What is being asked:
Give the lines from the one containing "Identify all the" through the one containing "y-tick-label: 30 (52, 85, 75, 108)", inclusive, as a JSON list of strings, one string per line and blank lines omitted.

Material to process:
·····

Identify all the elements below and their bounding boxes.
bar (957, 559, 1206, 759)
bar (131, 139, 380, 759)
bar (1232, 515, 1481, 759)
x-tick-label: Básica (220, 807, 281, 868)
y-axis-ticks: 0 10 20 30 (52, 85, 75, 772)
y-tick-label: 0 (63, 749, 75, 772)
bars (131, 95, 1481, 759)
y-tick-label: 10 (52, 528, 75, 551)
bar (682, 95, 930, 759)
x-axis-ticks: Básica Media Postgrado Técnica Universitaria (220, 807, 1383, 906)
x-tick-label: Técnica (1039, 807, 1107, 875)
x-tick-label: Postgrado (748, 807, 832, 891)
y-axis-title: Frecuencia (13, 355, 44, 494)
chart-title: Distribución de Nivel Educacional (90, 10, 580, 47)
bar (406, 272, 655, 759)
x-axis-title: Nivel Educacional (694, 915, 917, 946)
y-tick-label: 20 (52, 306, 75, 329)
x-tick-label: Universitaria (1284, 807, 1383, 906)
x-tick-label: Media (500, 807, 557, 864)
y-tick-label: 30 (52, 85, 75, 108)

·····

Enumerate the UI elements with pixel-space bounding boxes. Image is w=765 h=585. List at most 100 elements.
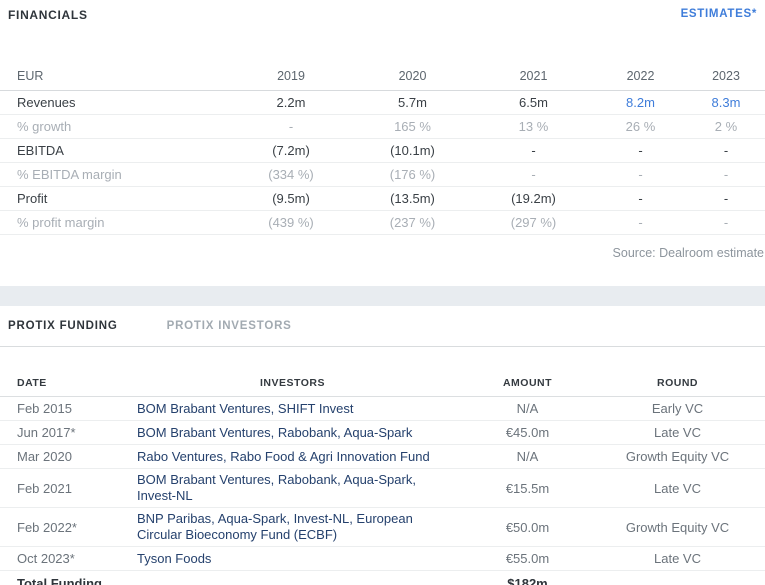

·····

Written solution:
[
  "Identify all the elements below and their bounding boxes.",
  "bar (957, 559, 1206, 759)",
  "bar (131, 139, 380, 759)",
  "bar (1232, 515, 1481, 759)",
  "x-tick-label: Básica (220, 807, 281, 868)",
  "y-axis-ticks: 0 10 20 30 (52, 85, 75, 772)",
  "y-tick-label: 0 (63, 749, 75, 772)",
  "bars (131, 95, 1481, 759)",
  "y-tick-label: 10 (52, 528, 75, 551)",
  "bar (682, 95, 930, 759)",
  "x-axis-ticks: Básica Media Postgrado Técnica Universitaria (220, 807, 1383, 906)",
  "x-tick-label: Técnica (1039, 807, 1107, 875)",
  "x-tick-label: Postgrado (748, 807, 832, 891)",
  "y-axis-title: Frecuencia (13, 355, 44, 494)",
  "chart-title: Distribución de Nivel Educacional (90, 10, 580, 47)",
  "bar (406, 272, 655, 759)",
  "x-axis-title: Nivel Educacional (694, 915, 917, 946)",
  "y-tick-label: 20 (52, 306, 75, 329)",
  "x-tick-label: Universitaria (1284, 807, 1383, 906)",
  "x-tick-label: Media (500, 807, 557, 864)",
  "y-tick-label: 30 (52, 85, 75, 108)"
]